**What to produce:** Return the count of lines that mention "Regression", with no other words.

━━━ The data ━━━

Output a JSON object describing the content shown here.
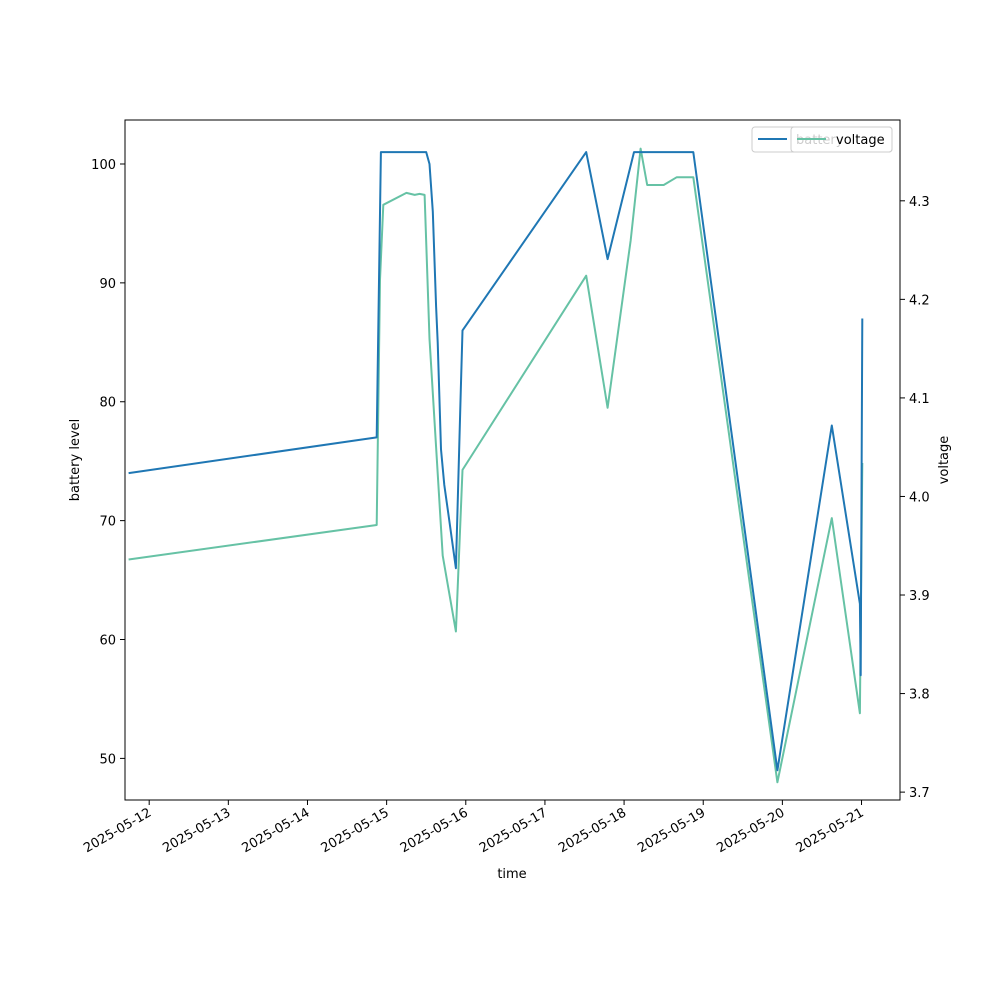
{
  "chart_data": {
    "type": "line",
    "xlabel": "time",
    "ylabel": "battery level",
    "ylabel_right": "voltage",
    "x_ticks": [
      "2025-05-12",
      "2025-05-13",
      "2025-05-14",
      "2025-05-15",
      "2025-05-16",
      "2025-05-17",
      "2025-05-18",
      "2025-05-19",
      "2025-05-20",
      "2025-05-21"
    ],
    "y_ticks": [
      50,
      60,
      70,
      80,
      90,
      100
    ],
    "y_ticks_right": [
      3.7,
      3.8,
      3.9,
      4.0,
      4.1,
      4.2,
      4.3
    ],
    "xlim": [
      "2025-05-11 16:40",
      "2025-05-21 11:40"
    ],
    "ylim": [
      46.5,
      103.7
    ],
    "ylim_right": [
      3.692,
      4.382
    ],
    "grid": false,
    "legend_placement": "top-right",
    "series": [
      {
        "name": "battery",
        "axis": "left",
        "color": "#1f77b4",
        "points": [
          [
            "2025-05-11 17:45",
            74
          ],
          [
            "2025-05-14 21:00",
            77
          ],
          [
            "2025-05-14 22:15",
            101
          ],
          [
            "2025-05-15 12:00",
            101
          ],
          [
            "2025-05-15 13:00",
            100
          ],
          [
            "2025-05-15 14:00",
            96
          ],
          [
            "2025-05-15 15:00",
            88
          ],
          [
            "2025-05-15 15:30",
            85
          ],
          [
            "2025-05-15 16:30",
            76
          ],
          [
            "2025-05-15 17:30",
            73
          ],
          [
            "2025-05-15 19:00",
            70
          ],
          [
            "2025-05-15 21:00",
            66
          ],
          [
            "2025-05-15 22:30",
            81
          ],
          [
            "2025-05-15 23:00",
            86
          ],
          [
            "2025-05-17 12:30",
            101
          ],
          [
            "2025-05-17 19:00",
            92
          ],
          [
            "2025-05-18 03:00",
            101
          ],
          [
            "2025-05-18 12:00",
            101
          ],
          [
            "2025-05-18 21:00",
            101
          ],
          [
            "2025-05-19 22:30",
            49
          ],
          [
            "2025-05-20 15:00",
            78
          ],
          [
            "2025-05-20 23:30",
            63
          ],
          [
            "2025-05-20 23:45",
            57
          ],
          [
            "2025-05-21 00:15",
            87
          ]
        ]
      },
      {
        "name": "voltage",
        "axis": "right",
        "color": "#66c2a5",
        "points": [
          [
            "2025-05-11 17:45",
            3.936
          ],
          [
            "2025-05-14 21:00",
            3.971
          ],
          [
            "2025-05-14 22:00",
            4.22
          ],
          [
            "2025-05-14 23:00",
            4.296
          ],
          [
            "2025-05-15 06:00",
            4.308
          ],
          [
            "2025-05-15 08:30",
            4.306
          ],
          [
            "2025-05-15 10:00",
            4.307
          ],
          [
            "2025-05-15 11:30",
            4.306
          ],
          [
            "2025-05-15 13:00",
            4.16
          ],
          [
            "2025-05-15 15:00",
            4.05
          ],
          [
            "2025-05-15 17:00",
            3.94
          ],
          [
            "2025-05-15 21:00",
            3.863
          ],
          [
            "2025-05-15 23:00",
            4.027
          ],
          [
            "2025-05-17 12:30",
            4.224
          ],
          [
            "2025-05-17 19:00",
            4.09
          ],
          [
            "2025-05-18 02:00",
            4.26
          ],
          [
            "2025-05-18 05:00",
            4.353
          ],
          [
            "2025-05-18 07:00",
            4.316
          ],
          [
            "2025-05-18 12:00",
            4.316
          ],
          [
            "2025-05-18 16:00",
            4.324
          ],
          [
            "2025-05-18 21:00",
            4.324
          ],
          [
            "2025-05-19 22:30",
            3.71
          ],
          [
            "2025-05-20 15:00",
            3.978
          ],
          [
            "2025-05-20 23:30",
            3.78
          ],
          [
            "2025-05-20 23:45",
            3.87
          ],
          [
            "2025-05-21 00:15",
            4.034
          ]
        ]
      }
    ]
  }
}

━━━
━━━ The data ━━━

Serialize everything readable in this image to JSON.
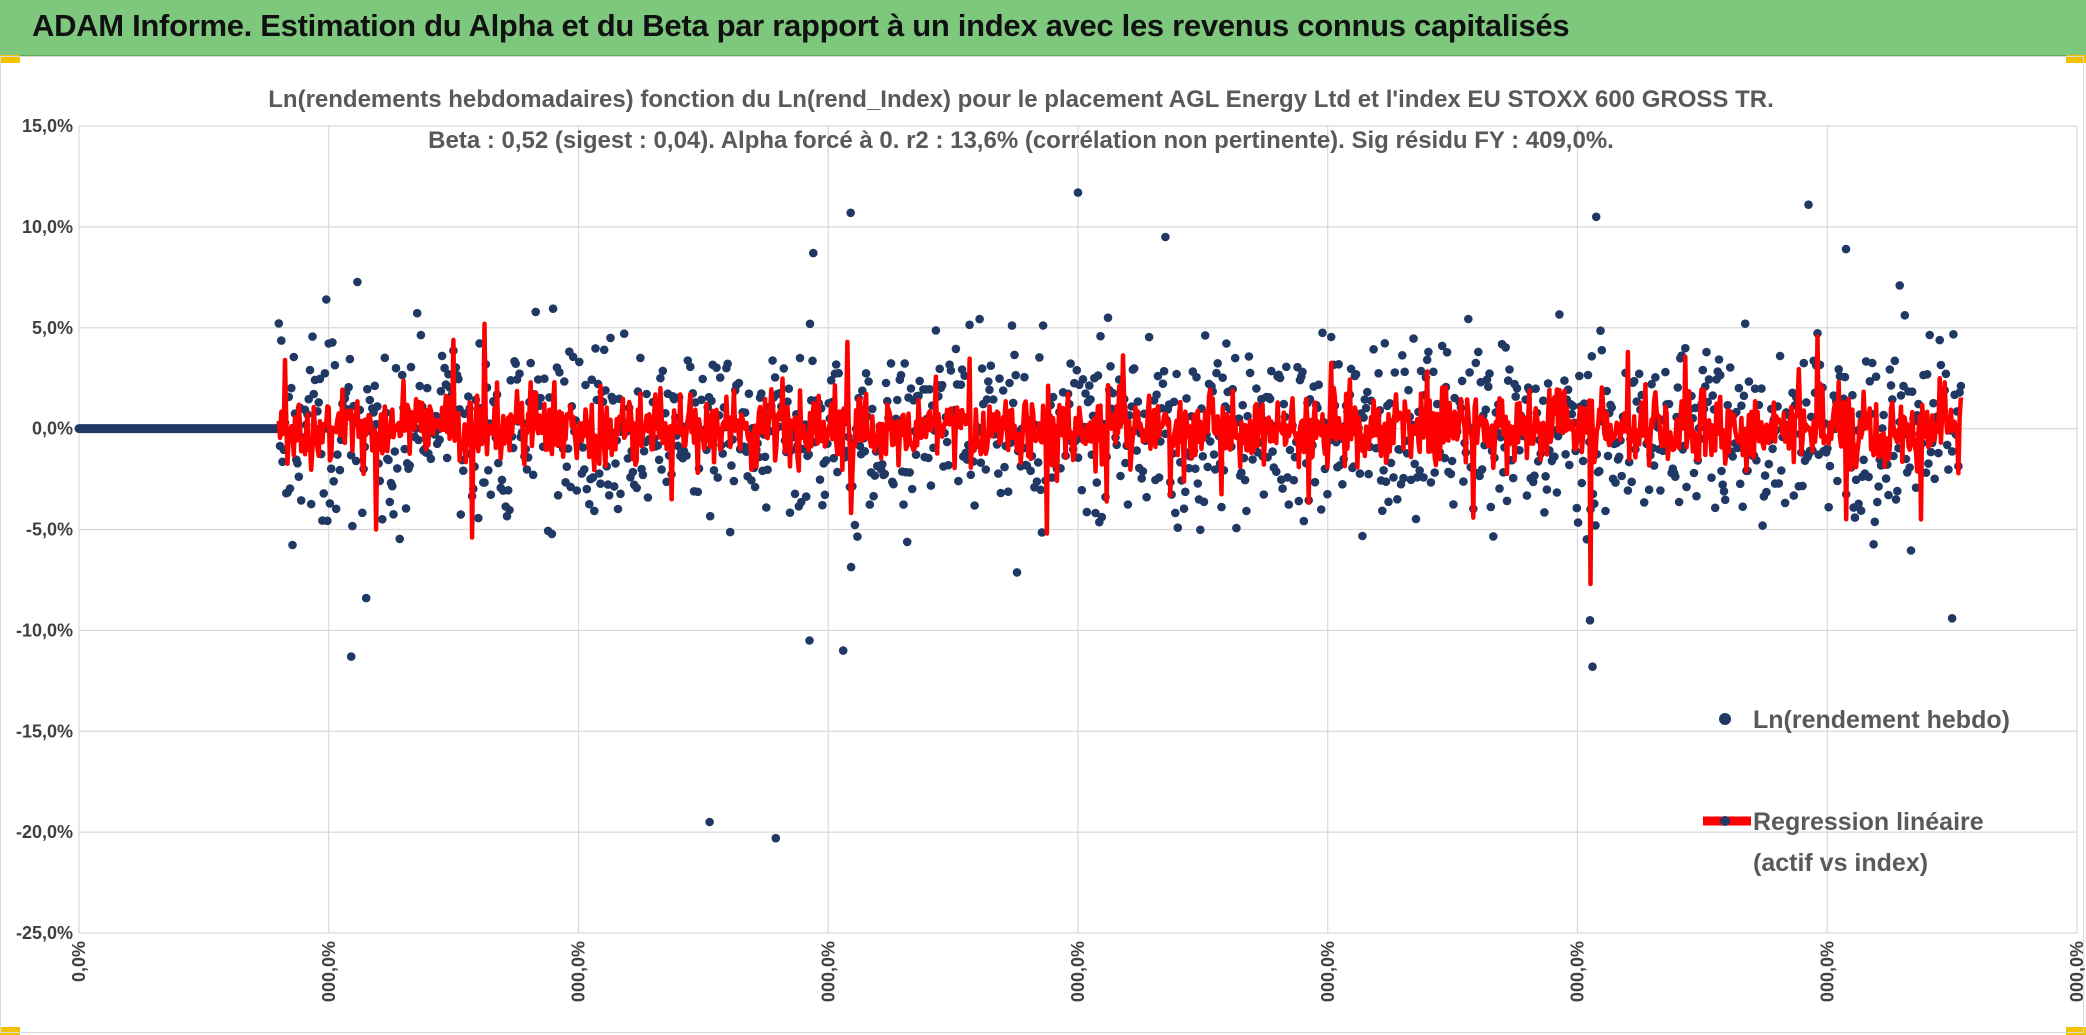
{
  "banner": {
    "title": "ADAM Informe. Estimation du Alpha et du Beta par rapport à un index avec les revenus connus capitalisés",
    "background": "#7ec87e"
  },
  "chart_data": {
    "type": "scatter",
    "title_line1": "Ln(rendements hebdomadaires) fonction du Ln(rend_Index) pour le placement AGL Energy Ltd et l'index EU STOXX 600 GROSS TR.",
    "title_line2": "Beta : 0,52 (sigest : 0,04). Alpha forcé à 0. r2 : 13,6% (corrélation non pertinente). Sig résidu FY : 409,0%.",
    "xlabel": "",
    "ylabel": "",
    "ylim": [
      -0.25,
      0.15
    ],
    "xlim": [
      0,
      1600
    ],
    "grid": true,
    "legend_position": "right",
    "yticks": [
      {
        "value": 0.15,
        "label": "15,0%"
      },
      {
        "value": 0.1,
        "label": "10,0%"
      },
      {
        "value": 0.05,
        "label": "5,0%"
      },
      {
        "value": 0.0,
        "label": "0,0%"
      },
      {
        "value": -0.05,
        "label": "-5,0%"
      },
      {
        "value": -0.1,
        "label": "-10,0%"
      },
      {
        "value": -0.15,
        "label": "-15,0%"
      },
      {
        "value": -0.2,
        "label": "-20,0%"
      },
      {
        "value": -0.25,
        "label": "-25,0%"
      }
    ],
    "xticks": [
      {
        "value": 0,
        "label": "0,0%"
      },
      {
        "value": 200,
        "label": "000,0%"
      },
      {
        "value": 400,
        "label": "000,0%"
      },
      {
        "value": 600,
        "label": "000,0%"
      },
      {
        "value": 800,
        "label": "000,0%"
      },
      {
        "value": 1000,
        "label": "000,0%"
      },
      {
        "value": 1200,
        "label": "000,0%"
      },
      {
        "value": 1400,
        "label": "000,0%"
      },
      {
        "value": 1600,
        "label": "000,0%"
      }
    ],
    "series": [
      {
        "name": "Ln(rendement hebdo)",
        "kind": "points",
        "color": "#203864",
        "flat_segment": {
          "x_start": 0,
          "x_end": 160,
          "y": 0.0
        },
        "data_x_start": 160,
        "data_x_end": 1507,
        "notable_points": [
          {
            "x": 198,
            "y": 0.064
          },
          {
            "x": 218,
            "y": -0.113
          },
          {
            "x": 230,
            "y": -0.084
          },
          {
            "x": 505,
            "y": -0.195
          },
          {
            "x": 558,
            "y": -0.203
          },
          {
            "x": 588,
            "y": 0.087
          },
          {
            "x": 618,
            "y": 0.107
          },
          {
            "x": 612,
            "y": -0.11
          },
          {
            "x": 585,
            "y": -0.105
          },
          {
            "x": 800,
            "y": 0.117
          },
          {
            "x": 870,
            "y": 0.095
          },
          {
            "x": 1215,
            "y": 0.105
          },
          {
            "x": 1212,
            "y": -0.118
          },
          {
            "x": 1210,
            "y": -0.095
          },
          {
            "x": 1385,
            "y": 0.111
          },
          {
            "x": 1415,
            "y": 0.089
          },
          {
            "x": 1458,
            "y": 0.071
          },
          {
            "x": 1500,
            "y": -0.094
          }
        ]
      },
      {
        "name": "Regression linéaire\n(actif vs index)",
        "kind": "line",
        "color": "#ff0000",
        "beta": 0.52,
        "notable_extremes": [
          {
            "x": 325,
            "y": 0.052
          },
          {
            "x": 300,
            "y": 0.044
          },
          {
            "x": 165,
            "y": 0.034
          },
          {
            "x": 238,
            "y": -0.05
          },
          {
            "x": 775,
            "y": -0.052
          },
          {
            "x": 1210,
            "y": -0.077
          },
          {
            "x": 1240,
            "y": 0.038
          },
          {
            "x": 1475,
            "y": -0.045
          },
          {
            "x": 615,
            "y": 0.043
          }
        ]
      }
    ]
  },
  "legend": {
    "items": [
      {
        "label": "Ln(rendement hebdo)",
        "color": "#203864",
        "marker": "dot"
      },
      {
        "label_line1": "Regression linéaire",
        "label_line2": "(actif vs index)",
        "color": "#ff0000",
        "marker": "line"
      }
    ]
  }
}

━━━

**Output:** 2